Recorded data

================

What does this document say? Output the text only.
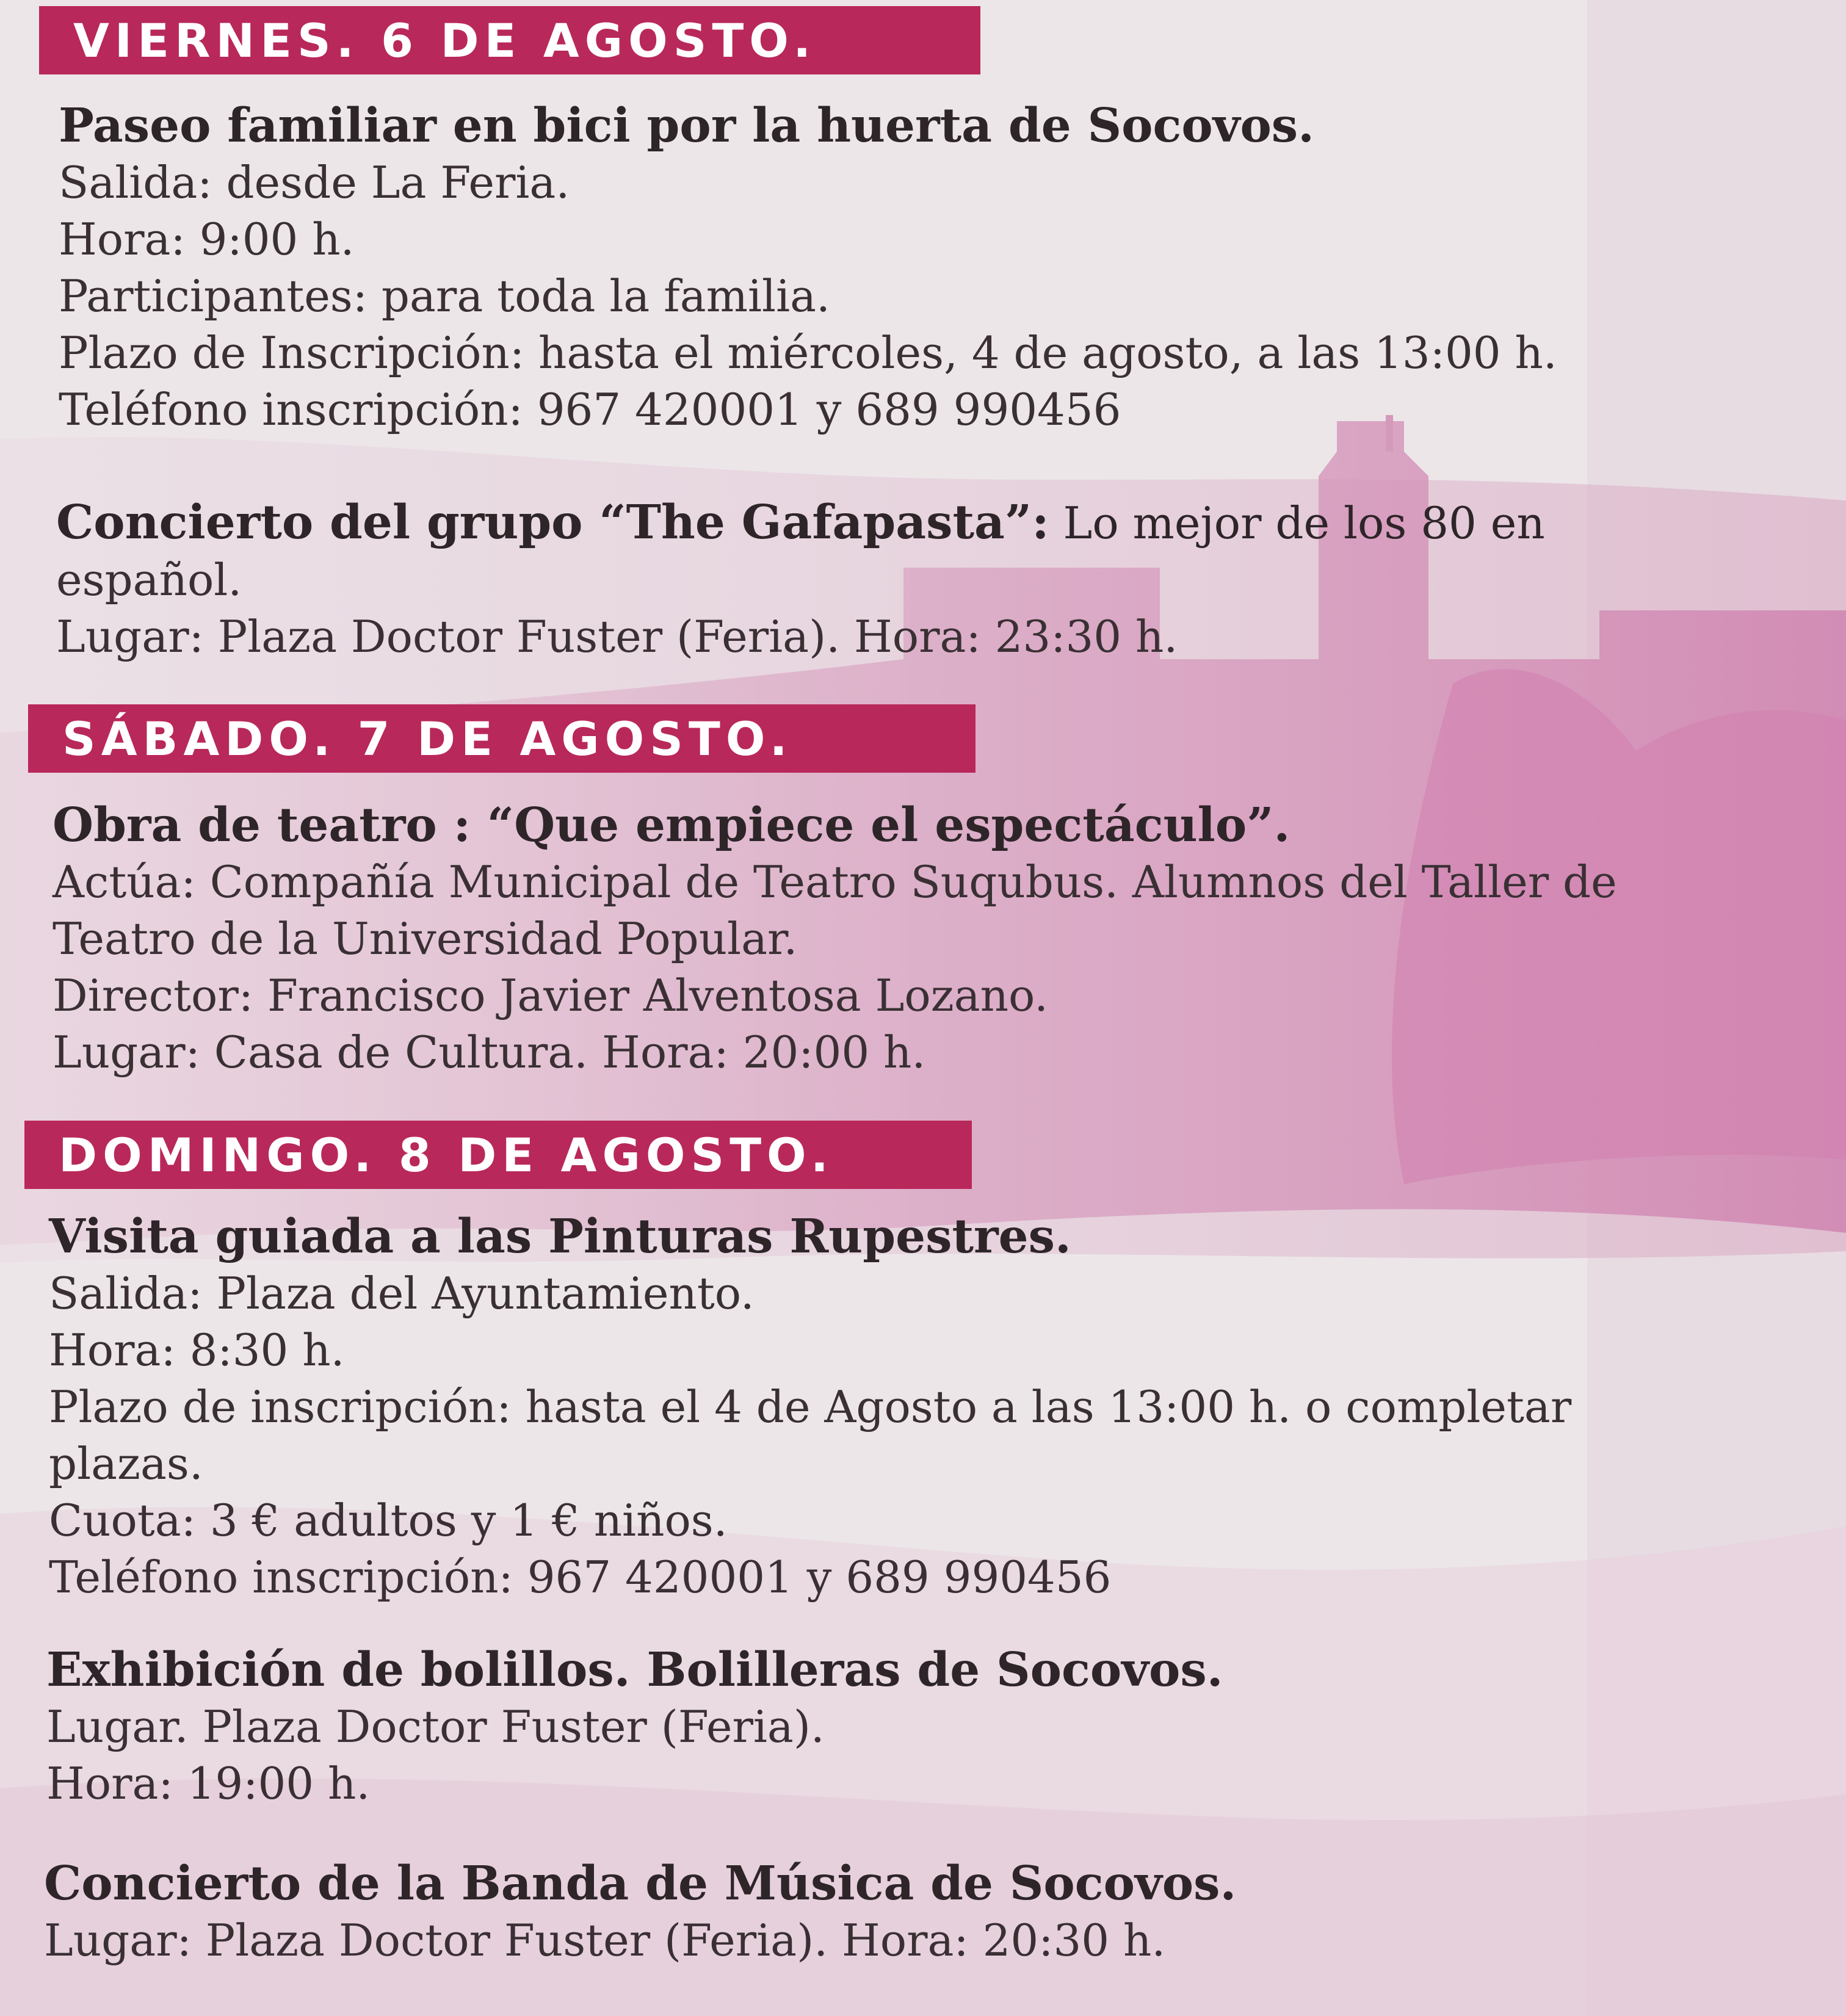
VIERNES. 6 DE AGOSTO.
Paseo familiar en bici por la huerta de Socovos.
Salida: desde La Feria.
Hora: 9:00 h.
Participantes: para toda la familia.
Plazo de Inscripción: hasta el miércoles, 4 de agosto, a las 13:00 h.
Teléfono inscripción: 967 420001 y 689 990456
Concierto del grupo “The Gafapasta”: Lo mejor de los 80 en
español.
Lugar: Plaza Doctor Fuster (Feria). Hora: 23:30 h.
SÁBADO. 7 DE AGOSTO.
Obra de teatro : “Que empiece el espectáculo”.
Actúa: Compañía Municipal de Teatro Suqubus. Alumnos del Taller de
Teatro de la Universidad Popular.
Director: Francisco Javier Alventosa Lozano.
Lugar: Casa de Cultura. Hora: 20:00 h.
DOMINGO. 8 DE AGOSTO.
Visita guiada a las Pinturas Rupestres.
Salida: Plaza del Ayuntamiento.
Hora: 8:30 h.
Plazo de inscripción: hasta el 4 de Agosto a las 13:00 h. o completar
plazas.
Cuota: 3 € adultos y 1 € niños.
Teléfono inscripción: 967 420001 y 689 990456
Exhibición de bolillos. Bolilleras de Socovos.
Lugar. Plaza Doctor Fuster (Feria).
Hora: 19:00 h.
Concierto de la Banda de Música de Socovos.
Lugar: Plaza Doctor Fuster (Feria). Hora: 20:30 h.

================

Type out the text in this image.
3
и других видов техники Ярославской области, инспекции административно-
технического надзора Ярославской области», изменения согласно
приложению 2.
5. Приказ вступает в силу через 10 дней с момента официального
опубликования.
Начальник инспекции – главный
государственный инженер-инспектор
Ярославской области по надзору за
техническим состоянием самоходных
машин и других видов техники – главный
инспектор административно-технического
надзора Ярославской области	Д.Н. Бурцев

================

## DESCRIPTION OF THE TASK
Within the listing above, find every line containing the string "Salida" and return it.

## TASK RESPONSE
Salida: desde La Feria.
Salida: Plaza del Ayuntamiento.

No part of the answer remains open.